━━━ Provided data ━━━

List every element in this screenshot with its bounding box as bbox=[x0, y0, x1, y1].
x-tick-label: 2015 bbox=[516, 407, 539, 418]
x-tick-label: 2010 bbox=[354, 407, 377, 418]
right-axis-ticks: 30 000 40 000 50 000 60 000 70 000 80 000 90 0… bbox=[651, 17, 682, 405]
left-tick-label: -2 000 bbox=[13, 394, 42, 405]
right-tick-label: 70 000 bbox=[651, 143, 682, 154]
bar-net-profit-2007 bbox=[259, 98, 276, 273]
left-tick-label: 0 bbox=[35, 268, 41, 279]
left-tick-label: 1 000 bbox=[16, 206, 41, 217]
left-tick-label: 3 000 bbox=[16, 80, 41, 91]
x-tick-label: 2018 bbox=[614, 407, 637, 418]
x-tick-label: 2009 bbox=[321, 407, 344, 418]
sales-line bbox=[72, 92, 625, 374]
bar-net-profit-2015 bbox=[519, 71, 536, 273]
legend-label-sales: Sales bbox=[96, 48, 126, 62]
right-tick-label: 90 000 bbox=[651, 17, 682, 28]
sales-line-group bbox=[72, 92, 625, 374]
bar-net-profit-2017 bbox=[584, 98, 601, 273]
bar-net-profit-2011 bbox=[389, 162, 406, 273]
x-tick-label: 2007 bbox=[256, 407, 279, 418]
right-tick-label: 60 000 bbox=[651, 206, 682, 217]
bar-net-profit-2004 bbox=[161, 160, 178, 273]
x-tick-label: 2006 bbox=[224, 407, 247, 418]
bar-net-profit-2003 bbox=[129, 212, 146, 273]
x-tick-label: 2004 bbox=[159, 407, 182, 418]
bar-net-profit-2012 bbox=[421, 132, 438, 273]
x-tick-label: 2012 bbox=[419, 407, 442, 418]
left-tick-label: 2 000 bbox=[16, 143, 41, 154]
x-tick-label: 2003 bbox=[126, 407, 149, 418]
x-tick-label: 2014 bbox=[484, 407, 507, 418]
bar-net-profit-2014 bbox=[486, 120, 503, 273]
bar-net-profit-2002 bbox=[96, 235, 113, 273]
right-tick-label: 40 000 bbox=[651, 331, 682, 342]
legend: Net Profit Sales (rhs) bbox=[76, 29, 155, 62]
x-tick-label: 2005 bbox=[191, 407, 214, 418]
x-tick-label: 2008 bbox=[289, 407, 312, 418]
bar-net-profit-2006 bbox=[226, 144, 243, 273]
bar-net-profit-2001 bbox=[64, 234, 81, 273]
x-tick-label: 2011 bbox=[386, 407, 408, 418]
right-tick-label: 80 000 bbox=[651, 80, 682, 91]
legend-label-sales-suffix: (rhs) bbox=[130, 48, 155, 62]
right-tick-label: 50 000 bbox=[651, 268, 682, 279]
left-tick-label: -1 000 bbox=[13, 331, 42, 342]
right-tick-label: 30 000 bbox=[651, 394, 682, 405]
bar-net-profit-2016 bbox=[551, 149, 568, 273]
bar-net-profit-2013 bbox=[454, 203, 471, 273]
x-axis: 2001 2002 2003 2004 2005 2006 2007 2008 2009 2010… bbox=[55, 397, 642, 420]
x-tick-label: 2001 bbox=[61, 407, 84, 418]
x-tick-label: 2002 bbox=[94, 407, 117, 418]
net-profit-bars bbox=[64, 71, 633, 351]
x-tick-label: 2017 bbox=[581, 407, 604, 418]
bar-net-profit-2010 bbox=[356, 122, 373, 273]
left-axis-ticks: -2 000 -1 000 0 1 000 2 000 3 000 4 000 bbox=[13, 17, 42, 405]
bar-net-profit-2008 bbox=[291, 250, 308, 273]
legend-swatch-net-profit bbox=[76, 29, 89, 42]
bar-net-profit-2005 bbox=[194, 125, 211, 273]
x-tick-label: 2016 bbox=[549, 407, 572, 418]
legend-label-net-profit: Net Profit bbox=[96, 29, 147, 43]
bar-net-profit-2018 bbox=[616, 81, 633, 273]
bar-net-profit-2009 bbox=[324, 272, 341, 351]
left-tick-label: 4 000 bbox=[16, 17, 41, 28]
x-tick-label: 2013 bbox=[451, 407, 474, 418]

━━━

◆ Given exercise
Can you pull every line from the entries above and reproduce each one verbatim, in the same order?

◆ Response to the task
List every element in this screenshot with its bounding box as bbox=[x0, y0, x1, y1].
x-tick-label: 2015 bbox=[516, 407, 539, 418]
x-tick-label: 2010 bbox=[354, 407, 377, 418]
right-axis-ticks: 30 000 40 000 50 000 60 000 70 000 80 000 90 0… bbox=[651, 17, 682, 405]
left-tick-label: -2 000 bbox=[13, 394, 42, 405]
right-tick-label: 70 000 bbox=[651, 143, 682, 154]
bar-net-profit-2007 bbox=[259, 98, 276, 273]
left-tick-label: 0 bbox=[35, 268, 41, 279]
left-tick-label: 1 000 bbox=[16, 206, 41, 217]
left-tick-label: 3 000 bbox=[16, 80, 41, 91]
x-tick-label: 2018 bbox=[614, 407, 637, 418]
x-tick-label: 2009 bbox=[321, 407, 344, 418]
sales-line bbox=[72, 92, 625, 374]
bar-net-profit-2015 bbox=[519, 71, 536, 273]
legend-label-sales: Sales bbox=[96, 48, 126, 62]
right-tick-label: 90 000 bbox=[651, 17, 682, 28]
sales-line-group bbox=[72, 92, 625, 374]
bar-net-profit-2017 bbox=[584, 98, 601, 273]
bar-net-profit-2011 bbox=[389, 162, 406, 273]
x-tick-label: 2007 bbox=[256, 407, 279, 418]
right-tick-label: 60 000 bbox=[651, 206, 682, 217]
bar-net-profit-2004 bbox=[161, 160, 178, 273]
x-tick-label: 2006 bbox=[224, 407, 247, 418]
bar-net-profit-2003 bbox=[129, 212, 146, 273]
x-tick-label: 2004 bbox=[159, 407, 182, 418]
bar-net-profit-2012 bbox=[421, 132, 438, 273]
x-tick-label: 2012 bbox=[419, 407, 442, 418]
left-tick-label: 2 000 bbox=[16, 143, 41, 154]
x-tick-label: 2003 bbox=[126, 407, 149, 418]
x-tick-label: 2014 bbox=[484, 407, 507, 418]
bar-net-profit-2014 bbox=[486, 120, 503, 273]
bar-net-profit-2002 bbox=[96, 235, 113, 273]
right-tick-label: 40 000 bbox=[651, 331, 682, 342]
legend: Net Profit Sales (rhs) bbox=[76, 29, 155, 62]
x-tick-label: 2005 bbox=[191, 407, 214, 418]
x-tick-label: 2008 bbox=[289, 407, 312, 418]
bar-net-profit-2006 bbox=[226, 144, 243, 273]
bar-net-profit-2001 bbox=[64, 234, 81, 273]
x-tick-label: 2011 bbox=[386, 407, 408, 418]
right-tick-label: 80 000 bbox=[651, 80, 682, 91]
legend-label-sales-suffix: (rhs) bbox=[130, 48, 155, 62]
right-tick-label: 50 000 bbox=[651, 268, 682, 279]
left-tick-label: -1 000 bbox=[13, 331, 42, 342]
right-tick-label: 30 000 bbox=[651, 394, 682, 405]
bar-net-profit-2016 bbox=[551, 149, 568, 273]
bar-net-profit-2013 bbox=[454, 203, 471, 273]
x-axis: 2001 2002 2003 2004 2005 2006 2007 2008 2009 2010… bbox=[55, 397, 642, 420]
x-tick-label: 2001 bbox=[61, 407, 84, 418]
x-tick-label: 2002 bbox=[94, 407, 117, 418]
net-profit-bars bbox=[64, 71, 633, 351]
x-tick-label: 2017 bbox=[581, 407, 604, 418]
bar-net-profit-2010 bbox=[356, 122, 373, 273]
left-axis-ticks: -2 000 -1 000 0 1 000 2 000 3 000 4 000 bbox=[13, 17, 42, 405]
bar-net-profit-2008 bbox=[291, 250, 308, 273]
legend-swatch-net-profit bbox=[76, 29, 89, 42]
bar-net-profit-2005 bbox=[194, 125, 211, 273]
x-tick-label: 2016 bbox=[549, 407, 572, 418]
legend-label-net-profit: Net Profit bbox=[96, 29, 147, 43]
bar-net-profit-2018 bbox=[616, 81, 633, 273]
bar-net-profit-2009 bbox=[324, 272, 341, 351]
left-tick-label: 4 000 bbox=[16, 17, 41, 28]
x-tick-label: 2013 bbox=[451, 407, 474, 418]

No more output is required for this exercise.